WHAT NEEDS TO BE DONE =
Below are some records. Copy every line in them that holds "صفات".

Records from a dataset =
=======
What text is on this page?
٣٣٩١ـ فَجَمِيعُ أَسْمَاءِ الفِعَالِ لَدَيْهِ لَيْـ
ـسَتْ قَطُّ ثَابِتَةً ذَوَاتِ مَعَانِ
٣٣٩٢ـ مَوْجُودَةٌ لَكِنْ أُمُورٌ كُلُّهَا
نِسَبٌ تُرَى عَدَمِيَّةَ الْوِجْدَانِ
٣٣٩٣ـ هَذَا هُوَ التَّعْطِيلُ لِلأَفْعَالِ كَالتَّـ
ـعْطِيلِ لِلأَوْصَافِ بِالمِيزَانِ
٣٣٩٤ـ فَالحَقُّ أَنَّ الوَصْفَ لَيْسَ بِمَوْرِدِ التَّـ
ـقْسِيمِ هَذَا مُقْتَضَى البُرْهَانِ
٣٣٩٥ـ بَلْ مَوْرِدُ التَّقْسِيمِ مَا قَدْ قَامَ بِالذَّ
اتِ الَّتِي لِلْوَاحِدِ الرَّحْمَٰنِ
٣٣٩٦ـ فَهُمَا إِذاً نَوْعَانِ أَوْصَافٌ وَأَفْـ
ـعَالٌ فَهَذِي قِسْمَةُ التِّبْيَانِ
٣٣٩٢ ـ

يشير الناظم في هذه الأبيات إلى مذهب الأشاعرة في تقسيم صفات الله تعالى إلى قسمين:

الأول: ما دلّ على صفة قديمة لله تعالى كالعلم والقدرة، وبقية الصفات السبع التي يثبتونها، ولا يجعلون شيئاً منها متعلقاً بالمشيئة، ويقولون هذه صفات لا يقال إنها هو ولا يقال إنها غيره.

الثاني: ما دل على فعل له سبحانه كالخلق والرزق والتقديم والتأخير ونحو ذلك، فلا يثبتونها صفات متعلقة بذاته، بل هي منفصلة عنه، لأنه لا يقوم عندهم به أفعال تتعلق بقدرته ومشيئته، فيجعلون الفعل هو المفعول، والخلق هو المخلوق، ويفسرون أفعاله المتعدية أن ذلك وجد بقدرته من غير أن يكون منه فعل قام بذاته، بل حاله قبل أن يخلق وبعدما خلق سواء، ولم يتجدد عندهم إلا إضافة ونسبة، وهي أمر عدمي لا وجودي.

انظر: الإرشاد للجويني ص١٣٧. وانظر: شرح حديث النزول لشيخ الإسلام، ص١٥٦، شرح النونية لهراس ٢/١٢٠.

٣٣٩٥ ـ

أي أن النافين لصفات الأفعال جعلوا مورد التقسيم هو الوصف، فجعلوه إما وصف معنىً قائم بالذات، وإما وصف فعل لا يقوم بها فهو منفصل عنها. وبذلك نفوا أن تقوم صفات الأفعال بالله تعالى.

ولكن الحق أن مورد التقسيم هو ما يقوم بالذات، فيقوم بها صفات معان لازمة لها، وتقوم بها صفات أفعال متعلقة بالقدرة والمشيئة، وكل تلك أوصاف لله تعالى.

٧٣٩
=======
WRITTEN SOLUTION =
يشير الناظم في هذه الأبيات إلى مذهب الأشاعرة في تقسيم صفات الله تعالى إلى قسمين:
الأول: ما دلّ على صفة قديمة لله تعالى كالعلم والقدرة، وبقية الصفات السبع التي يثبتونها، ولا يجعلون شيئاً منها متعلقاً بالمشيئة، ويقولون هذه صفات لا يقال إنها هو ولا يقال إنها غيره.
الثاني: ما دل على فعل له سبحانه كالخلق والرزق والتقديم والتأخير ونحو ذلك، فلا يثبتونها صفات متعلقة بذاته، بل هي منفصلة عنه، لأنه لا يقوم عندهم به أفعال تتعلق بقدرته ومشيئته، فيجعلون الفعل هو المفعول، والخلق هو المخلوق، ويفسرون أفعاله المتعدية أن ذلك وجد بقدرته من غير أن يكون منه فعل قام بذاته، بل حاله قبل أن يخلق وبعدما خلق سواء، ولم يتجدد عندهم إلا إضافة ونسبة، وهي أمر عدمي لا وجودي.
أي أن النافين لصفات الأفعال جعلوا مورد التقسيم هو الوصف، فجعلوه إما وصف معنىً قائم بالذات، وإما وصف فعل لا يقوم بها فهو منفصل عنها. وبذلك نفوا أن تقوم صفات الأفعال بالله تعالى.
ولكن الحق أن مورد التقسيم هو ما يقوم بالذات، فيقوم بها صفات معان لازمة لها، وتقوم بها صفات أفعال متعلقة بالقدرة والمشيئة، وكل تلك أوصاف لله تعالى.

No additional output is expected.